▶ _Goal_: Show all lines holding the string "A₁B₁C₁D₁".

++++ Given records

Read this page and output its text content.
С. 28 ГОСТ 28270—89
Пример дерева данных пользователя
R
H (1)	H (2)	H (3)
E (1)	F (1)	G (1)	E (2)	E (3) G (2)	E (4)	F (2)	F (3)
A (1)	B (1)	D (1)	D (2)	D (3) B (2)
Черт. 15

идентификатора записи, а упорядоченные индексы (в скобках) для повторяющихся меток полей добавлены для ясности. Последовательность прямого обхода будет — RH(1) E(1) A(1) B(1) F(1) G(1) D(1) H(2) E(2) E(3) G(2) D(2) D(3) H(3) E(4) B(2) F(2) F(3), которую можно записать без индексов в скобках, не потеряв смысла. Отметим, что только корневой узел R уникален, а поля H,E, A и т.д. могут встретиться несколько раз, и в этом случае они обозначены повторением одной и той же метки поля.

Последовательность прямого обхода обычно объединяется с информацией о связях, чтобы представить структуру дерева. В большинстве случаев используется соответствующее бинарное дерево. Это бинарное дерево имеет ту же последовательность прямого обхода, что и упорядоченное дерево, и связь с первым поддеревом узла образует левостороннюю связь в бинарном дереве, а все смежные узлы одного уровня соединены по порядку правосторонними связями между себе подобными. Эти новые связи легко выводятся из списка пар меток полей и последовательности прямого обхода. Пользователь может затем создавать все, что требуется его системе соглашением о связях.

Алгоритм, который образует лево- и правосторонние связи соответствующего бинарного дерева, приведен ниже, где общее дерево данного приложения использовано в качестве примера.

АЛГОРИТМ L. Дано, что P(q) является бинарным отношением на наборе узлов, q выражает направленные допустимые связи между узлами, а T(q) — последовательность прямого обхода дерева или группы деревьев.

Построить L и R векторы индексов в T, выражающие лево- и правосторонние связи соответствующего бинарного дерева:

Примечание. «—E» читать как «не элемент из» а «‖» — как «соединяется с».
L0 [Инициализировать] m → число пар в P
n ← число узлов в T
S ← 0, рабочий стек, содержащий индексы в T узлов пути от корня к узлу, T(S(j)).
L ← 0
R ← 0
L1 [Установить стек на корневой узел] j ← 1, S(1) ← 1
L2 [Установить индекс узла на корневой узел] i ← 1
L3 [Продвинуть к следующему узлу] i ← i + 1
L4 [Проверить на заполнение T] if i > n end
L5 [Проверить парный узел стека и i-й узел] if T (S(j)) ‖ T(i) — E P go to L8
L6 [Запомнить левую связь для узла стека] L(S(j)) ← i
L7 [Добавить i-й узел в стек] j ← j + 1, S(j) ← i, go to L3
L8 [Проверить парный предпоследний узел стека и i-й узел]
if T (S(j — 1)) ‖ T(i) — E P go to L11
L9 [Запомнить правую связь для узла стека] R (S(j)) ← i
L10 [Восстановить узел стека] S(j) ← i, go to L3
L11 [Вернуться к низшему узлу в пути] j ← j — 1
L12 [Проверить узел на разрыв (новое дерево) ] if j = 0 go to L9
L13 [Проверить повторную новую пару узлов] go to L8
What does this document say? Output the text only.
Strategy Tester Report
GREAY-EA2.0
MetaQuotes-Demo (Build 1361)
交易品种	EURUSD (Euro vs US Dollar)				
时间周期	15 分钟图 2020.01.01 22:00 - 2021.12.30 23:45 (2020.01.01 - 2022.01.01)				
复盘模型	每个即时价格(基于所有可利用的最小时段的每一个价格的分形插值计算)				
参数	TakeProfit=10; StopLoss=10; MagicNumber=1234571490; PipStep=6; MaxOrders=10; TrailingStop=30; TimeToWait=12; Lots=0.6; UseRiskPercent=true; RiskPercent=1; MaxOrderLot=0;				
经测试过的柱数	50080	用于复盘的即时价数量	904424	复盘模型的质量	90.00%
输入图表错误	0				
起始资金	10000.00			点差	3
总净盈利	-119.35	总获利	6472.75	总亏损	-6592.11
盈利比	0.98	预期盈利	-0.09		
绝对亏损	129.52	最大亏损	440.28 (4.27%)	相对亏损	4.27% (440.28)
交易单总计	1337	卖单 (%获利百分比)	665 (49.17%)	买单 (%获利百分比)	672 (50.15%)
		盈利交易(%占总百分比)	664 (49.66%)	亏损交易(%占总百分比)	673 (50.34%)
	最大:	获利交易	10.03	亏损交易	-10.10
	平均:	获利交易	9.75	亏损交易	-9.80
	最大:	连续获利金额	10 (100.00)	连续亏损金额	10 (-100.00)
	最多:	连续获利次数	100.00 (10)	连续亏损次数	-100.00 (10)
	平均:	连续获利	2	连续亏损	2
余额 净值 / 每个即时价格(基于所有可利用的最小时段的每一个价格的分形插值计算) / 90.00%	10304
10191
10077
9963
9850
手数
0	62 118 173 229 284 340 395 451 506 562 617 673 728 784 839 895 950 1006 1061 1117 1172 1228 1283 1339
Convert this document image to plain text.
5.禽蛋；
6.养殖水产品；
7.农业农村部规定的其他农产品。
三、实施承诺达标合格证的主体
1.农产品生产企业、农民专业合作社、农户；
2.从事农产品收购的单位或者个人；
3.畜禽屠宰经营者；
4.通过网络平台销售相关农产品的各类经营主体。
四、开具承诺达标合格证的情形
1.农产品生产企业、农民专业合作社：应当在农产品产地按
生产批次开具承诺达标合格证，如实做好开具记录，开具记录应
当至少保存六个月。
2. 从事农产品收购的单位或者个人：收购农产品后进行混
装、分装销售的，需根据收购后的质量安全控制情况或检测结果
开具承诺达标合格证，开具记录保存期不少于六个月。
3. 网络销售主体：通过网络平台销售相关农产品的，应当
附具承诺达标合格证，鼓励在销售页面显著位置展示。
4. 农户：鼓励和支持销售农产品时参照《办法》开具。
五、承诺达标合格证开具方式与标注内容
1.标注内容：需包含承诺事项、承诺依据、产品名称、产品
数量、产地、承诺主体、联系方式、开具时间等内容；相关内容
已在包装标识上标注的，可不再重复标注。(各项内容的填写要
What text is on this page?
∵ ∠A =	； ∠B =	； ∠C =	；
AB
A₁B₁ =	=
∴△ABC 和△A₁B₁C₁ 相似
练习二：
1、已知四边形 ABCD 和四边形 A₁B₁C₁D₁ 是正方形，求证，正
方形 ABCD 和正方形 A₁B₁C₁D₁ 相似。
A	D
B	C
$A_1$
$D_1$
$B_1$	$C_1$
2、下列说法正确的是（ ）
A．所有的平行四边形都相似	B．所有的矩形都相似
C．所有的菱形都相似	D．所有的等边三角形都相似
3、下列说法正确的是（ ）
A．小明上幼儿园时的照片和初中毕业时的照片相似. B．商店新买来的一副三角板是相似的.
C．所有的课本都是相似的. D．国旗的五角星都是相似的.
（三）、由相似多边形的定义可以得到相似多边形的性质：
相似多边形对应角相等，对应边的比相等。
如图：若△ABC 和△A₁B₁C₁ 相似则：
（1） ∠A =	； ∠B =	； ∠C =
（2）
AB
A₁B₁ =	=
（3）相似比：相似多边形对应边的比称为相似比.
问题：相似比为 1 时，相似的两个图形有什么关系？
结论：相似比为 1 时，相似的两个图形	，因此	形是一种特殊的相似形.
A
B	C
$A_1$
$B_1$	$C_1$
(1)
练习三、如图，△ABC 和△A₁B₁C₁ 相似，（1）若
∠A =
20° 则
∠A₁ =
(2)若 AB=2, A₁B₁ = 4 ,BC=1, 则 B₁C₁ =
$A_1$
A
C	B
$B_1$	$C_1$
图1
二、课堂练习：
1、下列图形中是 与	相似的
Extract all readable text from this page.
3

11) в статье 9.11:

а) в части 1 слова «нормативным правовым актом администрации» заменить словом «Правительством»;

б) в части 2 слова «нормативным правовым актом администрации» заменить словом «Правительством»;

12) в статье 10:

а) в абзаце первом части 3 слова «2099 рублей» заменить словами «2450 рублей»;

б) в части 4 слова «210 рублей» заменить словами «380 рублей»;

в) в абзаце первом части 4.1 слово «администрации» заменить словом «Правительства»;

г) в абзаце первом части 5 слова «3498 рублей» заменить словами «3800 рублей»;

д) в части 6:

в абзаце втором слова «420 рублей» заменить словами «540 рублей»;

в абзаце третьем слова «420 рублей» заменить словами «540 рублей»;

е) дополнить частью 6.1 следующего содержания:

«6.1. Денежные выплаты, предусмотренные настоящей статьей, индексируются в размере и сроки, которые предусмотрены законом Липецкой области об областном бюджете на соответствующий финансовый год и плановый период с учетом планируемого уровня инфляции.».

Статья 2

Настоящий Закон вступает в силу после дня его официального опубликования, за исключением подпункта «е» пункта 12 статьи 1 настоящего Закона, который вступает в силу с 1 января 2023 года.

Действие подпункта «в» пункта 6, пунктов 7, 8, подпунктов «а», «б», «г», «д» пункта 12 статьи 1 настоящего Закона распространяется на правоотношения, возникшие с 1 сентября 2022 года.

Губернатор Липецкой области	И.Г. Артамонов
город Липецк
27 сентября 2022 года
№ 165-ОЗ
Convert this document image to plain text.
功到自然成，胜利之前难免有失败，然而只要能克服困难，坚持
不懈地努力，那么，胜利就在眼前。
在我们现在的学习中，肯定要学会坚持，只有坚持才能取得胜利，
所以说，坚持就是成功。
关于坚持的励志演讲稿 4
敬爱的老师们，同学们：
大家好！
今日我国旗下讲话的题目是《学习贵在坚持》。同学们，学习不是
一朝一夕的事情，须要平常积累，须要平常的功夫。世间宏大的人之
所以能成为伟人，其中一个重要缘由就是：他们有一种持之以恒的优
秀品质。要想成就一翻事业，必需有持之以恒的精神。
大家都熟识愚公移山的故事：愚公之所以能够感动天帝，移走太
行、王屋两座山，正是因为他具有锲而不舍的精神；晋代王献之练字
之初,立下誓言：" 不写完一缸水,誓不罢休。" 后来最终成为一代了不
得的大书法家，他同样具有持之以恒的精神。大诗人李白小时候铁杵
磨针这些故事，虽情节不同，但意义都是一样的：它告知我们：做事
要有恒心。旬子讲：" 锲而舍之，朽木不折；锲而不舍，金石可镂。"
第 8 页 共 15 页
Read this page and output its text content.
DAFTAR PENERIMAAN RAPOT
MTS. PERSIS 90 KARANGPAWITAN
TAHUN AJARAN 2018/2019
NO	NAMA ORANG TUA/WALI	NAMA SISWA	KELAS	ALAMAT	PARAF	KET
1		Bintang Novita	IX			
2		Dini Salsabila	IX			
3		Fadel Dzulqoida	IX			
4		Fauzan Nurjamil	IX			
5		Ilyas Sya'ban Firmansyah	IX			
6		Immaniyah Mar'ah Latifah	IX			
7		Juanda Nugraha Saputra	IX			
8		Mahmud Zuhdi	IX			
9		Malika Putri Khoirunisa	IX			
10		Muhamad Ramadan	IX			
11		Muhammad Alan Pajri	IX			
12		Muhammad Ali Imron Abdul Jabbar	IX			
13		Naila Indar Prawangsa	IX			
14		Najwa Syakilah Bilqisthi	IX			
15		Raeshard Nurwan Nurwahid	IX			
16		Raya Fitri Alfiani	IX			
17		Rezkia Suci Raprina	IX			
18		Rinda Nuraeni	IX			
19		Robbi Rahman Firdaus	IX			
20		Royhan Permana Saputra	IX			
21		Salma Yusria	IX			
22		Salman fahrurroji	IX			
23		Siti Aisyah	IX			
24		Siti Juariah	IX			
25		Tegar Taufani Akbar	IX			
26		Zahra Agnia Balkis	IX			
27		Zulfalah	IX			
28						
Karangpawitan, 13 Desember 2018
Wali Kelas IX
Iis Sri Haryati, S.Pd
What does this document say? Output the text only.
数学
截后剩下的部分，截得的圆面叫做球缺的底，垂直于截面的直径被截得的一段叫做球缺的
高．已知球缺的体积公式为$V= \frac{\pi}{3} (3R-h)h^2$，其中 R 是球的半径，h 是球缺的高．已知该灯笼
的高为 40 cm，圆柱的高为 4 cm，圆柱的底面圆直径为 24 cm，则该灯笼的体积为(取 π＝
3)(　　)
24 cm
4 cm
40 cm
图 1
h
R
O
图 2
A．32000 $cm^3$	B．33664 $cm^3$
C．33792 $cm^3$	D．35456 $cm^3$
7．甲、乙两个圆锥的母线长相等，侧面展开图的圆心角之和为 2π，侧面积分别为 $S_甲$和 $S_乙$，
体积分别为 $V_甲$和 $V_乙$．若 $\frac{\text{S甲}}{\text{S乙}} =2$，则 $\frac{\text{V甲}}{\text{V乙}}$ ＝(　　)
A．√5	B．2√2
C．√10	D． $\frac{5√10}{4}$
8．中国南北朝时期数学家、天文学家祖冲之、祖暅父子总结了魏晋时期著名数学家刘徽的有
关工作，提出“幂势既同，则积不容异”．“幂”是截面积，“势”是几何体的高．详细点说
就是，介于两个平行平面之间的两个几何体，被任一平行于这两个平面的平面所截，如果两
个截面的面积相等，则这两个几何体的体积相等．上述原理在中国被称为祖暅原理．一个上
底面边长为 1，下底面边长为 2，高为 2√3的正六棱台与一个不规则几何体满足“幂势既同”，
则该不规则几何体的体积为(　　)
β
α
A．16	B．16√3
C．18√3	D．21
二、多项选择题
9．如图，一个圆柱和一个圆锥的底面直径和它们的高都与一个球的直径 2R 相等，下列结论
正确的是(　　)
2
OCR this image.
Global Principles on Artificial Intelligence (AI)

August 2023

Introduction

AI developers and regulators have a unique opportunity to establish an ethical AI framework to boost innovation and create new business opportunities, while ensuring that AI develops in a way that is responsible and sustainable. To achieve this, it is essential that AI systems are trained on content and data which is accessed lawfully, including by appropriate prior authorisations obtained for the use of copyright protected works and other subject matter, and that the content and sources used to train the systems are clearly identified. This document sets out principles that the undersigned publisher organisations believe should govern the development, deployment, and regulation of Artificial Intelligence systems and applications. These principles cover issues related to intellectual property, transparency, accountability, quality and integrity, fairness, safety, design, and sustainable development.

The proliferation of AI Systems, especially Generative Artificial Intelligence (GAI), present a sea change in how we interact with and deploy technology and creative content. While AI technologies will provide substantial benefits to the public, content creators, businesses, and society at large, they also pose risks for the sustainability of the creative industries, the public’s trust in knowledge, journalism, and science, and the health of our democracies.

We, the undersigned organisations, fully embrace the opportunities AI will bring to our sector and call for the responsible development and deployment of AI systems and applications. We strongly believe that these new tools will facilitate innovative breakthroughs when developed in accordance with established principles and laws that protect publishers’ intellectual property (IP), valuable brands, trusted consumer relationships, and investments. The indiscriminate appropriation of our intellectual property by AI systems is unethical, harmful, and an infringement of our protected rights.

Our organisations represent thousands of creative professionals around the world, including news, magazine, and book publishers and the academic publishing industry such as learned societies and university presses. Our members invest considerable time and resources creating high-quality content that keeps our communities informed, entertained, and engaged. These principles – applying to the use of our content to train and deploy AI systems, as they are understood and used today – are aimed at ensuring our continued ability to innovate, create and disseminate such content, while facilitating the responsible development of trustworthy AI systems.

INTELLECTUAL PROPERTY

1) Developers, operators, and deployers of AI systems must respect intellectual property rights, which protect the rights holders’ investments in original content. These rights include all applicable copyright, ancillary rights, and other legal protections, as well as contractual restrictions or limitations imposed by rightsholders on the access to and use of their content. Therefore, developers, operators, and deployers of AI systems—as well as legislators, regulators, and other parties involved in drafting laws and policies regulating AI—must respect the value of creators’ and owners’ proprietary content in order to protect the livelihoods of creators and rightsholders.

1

++++++++

▶ _Solved exercise_:
1、已知四边形 ABCD 和四边形 A₁B₁C₁D₁ 是正方形，求证，正
方形 ABCD 和正方形 A₁B₁C₁D₁ 相似。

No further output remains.